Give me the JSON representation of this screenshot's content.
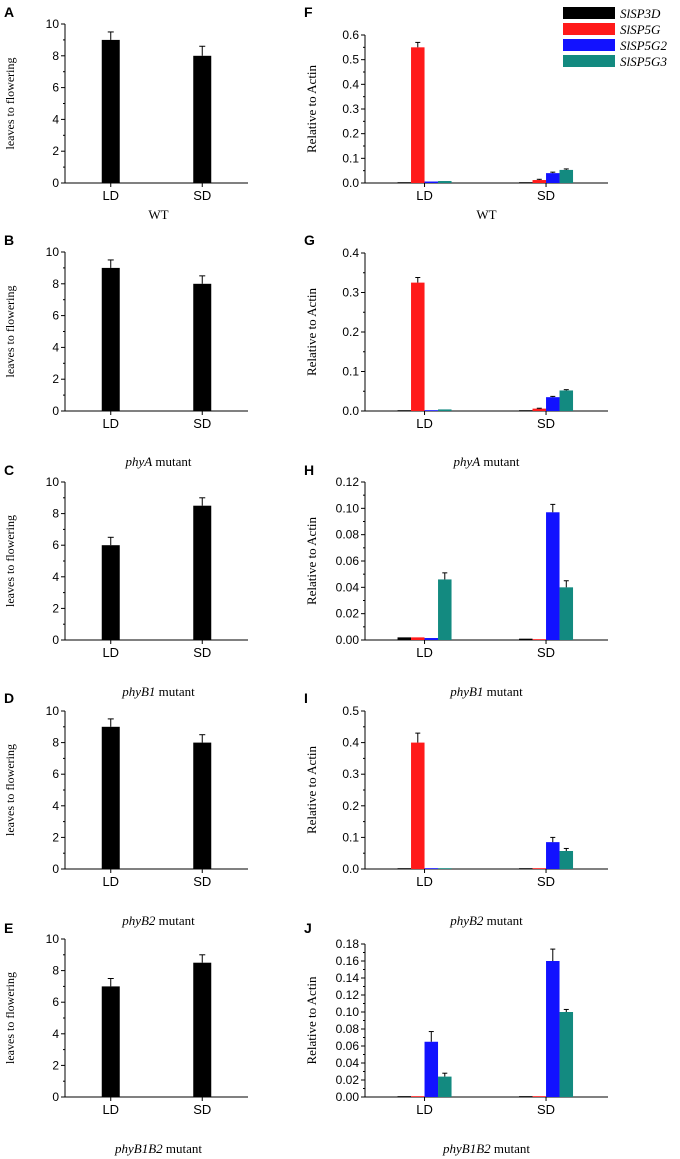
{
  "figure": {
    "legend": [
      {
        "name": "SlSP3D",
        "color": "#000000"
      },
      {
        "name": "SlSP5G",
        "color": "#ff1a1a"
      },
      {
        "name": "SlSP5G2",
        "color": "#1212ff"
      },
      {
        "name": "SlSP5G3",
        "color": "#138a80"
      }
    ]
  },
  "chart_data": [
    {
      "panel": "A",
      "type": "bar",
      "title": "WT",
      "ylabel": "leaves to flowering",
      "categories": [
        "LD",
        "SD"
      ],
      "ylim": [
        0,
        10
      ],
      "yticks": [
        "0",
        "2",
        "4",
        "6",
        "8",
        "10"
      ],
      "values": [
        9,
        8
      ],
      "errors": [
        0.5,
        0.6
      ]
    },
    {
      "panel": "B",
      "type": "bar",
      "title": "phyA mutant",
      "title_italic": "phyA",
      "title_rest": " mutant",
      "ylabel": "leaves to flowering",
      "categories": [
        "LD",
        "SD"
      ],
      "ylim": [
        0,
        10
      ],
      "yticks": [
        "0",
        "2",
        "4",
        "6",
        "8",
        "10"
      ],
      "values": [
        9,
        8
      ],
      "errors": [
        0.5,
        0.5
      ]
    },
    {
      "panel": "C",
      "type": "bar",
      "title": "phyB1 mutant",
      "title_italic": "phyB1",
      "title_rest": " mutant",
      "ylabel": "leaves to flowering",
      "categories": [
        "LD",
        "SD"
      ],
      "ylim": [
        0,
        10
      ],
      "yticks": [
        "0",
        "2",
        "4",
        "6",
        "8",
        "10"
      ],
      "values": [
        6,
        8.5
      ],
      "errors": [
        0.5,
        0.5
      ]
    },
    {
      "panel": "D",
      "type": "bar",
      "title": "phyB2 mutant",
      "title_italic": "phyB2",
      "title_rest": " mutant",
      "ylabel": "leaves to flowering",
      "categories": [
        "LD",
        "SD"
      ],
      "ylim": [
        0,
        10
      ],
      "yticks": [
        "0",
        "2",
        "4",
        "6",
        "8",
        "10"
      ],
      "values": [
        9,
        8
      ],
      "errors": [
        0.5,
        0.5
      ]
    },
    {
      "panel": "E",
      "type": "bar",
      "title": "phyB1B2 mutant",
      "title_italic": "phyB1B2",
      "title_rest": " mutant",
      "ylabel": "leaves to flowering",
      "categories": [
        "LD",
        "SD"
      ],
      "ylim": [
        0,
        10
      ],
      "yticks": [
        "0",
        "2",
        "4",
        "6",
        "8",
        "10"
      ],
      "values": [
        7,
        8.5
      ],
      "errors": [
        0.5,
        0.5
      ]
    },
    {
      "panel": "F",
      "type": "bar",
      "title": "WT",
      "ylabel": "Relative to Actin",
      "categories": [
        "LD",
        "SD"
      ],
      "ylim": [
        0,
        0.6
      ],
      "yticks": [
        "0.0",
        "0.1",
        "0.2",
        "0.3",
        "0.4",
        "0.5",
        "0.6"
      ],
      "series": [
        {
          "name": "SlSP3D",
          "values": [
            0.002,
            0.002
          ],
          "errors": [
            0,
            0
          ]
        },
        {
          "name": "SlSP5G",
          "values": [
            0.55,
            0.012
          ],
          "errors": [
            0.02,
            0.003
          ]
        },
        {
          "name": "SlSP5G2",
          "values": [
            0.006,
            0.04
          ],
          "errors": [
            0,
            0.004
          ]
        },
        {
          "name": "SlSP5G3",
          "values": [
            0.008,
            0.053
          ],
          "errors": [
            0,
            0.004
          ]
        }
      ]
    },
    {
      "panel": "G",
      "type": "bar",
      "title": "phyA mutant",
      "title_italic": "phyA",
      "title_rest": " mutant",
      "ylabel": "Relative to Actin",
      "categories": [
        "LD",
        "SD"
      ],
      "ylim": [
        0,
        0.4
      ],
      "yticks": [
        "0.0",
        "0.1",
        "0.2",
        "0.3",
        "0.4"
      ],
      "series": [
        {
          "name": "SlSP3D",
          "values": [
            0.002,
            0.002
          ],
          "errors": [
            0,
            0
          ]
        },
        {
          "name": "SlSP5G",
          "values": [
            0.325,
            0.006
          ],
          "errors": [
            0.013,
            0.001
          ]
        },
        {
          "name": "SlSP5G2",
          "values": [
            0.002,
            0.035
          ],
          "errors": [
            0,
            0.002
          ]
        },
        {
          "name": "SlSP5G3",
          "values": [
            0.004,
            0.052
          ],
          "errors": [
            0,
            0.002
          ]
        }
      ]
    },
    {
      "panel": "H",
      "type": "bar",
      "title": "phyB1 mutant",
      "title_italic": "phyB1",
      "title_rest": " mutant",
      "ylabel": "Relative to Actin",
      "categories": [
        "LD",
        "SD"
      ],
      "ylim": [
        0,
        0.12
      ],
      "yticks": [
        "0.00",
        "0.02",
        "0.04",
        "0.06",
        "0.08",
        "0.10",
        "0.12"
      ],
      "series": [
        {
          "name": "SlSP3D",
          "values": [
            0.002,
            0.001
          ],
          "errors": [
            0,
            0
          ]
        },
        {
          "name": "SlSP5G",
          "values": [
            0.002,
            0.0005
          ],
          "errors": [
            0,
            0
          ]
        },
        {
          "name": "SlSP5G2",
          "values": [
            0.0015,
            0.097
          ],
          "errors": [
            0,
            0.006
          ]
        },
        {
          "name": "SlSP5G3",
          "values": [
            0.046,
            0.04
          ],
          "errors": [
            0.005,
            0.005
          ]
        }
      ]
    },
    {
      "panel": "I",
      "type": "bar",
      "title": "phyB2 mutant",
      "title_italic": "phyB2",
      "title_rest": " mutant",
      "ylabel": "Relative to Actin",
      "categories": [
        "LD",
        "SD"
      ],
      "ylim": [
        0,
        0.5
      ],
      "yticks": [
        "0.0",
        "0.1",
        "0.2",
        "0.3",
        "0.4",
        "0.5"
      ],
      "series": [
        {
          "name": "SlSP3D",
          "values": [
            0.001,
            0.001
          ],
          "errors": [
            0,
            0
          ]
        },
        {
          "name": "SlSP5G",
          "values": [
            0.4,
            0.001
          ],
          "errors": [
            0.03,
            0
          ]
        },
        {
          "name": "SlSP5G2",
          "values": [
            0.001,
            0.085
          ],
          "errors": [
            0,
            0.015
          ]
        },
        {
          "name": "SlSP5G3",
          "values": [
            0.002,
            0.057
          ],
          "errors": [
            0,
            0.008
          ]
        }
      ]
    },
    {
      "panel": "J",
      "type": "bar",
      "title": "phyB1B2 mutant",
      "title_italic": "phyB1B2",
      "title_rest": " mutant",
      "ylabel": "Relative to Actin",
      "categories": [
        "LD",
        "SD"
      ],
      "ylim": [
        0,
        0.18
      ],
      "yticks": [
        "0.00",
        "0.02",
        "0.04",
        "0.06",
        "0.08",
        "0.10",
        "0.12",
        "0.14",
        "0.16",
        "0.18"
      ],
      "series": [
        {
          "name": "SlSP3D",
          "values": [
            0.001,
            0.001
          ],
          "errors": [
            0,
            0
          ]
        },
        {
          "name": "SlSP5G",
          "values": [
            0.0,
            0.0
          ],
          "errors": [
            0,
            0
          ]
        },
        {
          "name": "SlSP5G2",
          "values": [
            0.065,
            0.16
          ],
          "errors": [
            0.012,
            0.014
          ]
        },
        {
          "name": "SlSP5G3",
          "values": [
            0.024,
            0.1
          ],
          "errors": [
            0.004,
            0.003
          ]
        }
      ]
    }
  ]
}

TASK STATEMENT
Print out the lines exactly, skipping any picture.

SOLUTION
Give me the JSON representation of this screenshot's content.
{
  "figure": {
    "legend": [
      {
        "name": "SlSP3D",
        "color": "#000000"
      },
      {
        "name": "SlSP5G",
        "color": "#ff1a1a"
      },
      {
        "name": "SlSP5G2",
        "color": "#1212ff"
      },
      {
        "name": "SlSP5G3",
        "color": "#138a80"
      }
    ]
  },
  "chart_data": [
    {
      "panel": "A",
      "type": "bar",
      "title": "WT",
      "ylabel": "leaves to flowering",
      "categories": [
        "LD",
        "SD"
      ],
      "ylim": [
        0,
        10
      ],
      "yticks": [
        "0",
        "2",
        "4",
        "6",
        "8",
        "10"
      ],
      "values": [
        9,
        8
      ],
      "errors": [
        0.5,
        0.6
      ]
    },
    {
      "panel": "B",
      "type": "bar",
      "title": "phyA mutant",
      "title_italic": "phyA",
      "title_rest": " mutant",
      "ylabel": "leaves to flowering",
      "categories": [
        "LD",
        "SD"
      ],
      "ylim": [
        0,
        10
      ],
      "yticks": [
        "0",
        "2",
        "4",
        "6",
        "8",
        "10"
      ],
      "values": [
        9,
        8
      ],
      "errors": [
        0.5,
        0.5
      ]
    },
    {
      "panel": "C",
      "type": "bar",
      "title": "phyB1 mutant",
      "title_italic": "phyB1",
      "title_rest": " mutant",
      "ylabel": "leaves to flowering",
      "categories": [
        "LD",
        "SD"
      ],
      "ylim": [
        0,
        10
      ],
      "yticks": [
        "0",
        "2",
        "4",
        "6",
        "8",
        "10"
      ],
      "values": [
        6,
        8.5
      ],
      "errors": [
        0.5,
        0.5
      ]
    },
    {
      "panel": "D",
      "type": "bar",
      "title": "phyB2 mutant",
      "title_italic": "phyB2",
      "title_rest": " mutant",
      "ylabel": "leaves to flowering",
      "categories": [
        "LD",
        "SD"
      ],
      "ylim": [
        0,
        10
      ],
      "yticks": [
        "0",
        "2",
        "4",
        "6",
        "8",
        "10"
      ],
      "values": [
        9,
        8
      ],
      "errors": [
        0.5,
        0.5
      ]
    },
    {
      "panel": "E",
      "type": "bar",
      "title": "phyB1B2 mutant",
      "title_italic": "phyB1B2",
      "title_rest": " mutant",
      "ylabel": "leaves to flowering",
      "categories": [
        "LD",
        "SD"
      ],
      "ylim": [
        0,
        10
      ],
      "yticks": [
        "0",
        "2",
        "4",
        "6",
        "8",
        "10"
      ],
      "values": [
        7,
        8.5
      ],
      "errors": [
        0.5,
        0.5
      ]
    },
    {
      "panel": "F",
      "type": "bar",
      "title": "WT",
      "ylabel": "Relative to Actin",
      "categories": [
        "LD",
        "SD"
      ],
      "ylim": [
        0,
        0.6
      ],
      "yticks": [
        "0.0",
        "0.1",
        "0.2",
        "0.3",
        "0.4",
        "0.5",
        "0.6"
      ],
      "series": [
        {
          "name": "SlSP3D",
          "values": [
            0.002,
            0.002
          ],
          "errors": [
            0,
            0
          ]
        },
        {
          "name": "SlSP5G",
          "values": [
            0.55,
            0.012
          ],
          "errors": [
            0.02,
            0.003
          ]
        },
        {
          "name": "SlSP5G2",
          "values": [
            0.006,
            0.04
          ],
          "errors": [
            0,
            0.004
          ]
        },
        {
          "name": "SlSP5G3",
          "values": [
            0.008,
            0.053
          ],
          "errors": [
            0,
            0.004
          ]
        }
      ]
    },
    {
      "panel": "G",
      "type": "bar",
      "title": "phyA mutant",
      "title_italic": "phyA",
      "title_rest": " mutant",
      "ylabel": "Relative to Actin",
      "categories": [
        "LD",
        "SD"
      ],
      "ylim": [
        0,
        0.4
      ],
      "yticks": [
        "0.0",
        "0.1",
        "0.2",
        "0.3",
        "0.4"
      ],
      "series": [
        {
          "name": "SlSP3D",
          "values": [
            0.002,
            0.002
          ],
          "errors": [
            0,
            0
          ]
        },
        {
          "name": "SlSP5G",
          "values": [
            0.325,
            0.006
          ],
          "errors": [
            0.013,
            0.001
          ]
        },
        {
          "name": "SlSP5G2",
          "values": [
            0.002,
            0.035
          ],
          "errors": [
            0,
            0.002
          ]
        },
        {
          "name": "SlSP5G3",
          "values": [
            0.004,
            0.052
          ],
          "errors": [
            0,
            0.002
          ]
        }
      ]
    },
    {
      "panel": "H",
      "type": "bar",
      "title": "phyB1 mutant",
      "title_italic": "phyB1",
      "title_rest": " mutant",
      "ylabel": "Relative to Actin",
      "categories": [
        "LD",
        "SD"
      ],
      "ylim": [
        0,
        0.12
      ],
      "yticks": [
        "0.00",
        "0.02",
        "0.04",
        "0.06",
        "0.08",
        "0.10",
        "0.12"
      ],
      "series": [
        {
          "name": "SlSP3D",
          "values": [
            0.002,
            0.001
          ],
          "errors": [
            0,
            0
          ]
        },
        {
          "name": "SlSP5G",
          "values": [
            0.002,
            0.0005
          ],
          "errors": [
            0,
            0
          ]
        },
        {
          "name": "SlSP5G2",
          "values": [
            0.0015,
            0.097
          ],
          "errors": [
            0,
            0.006
          ]
        },
        {
          "name": "SlSP5G3",
          "values": [
            0.046,
            0.04
          ],
          "errors": [
            0.005,
            0.005
          ]
        }
      ]
    },
    {
      "panel": "I",
      "type": "bar",
      "title": "phyB2 mutant",
      "title_italic": "phyB2",
      "title_rest": " mutant",
      "ylabel": "Relative to Actin",
      "categories": [
        "LD",
        "SD"
      ],
      "ylim": [
        0,
        0.5
      ],
      "yticks": [
        "0.0",
        "0.1",
        "0.2",
        "0.3",
        "0.4",
        "0.5"
      ],
      "series": [
        {
          "name": "SlSP3D",
          "values": [
            0.001,
            0.001
          ],
          "errors": [
            0,
            0
          ]
        },
        {
          "name": "SlSP5G",
          "values": [
            0.4,
            0.001
          ],
          "errors": [
            0.03,
            0
          ]
        },
        {
          "name": "SlSP5G2",
          "values": [
            0.001,
            0.085
          ],
          "errors": [
            0,
            0.015
          ]
        },
        {
          "name": "SlSP5G3",
          "values": [
            0.002,
            0.057
          ],
          "errors": [
            0,
            0.008
          ]
        }
      ]
    },
    {
      "panel": "J",
      "type": "bar",
      "title": "phyB1B2 mutant",
      "title_italic": "phyB1B2",
      "title_rest": " mutant",
      "ylabel": "Relative to Actin",
      "categories": [
        "LD",
        "SD"
      ],
      "ylim": [
        0,
        0.18
      ],
      "yticks": [
        "0.00",
        "0.02",
        "0.04",
        "0.06",
        "0.08",
        "0.10",
        "0.12",
        "0.14",
        "0.16",
        "0.18"
      ],
      "series": [
        {
          "name": "SlSP3D",
          "values": [
            0.001,
            0.001
          ],
          "errors": [
            0,
            0
          ]
        },
        {
          "name": "SlSP5G",
          "values": [
            0.0,
            0.0
          ],
          "errors": [
            0,
            0
          ]
        },
        {
          "name": "SlSP5G2",
          "values": [
            0.065,
            0.16
          ],
          "errors": [
            0.012,
            0.014
          ]
        },
        {
          "name": "SlSP5G3",
          "values": [
            0.024,
            0.1
          ],
          "errors": [
            0.004,
            0.003
          ]
        }
      ]
    }
  ]
}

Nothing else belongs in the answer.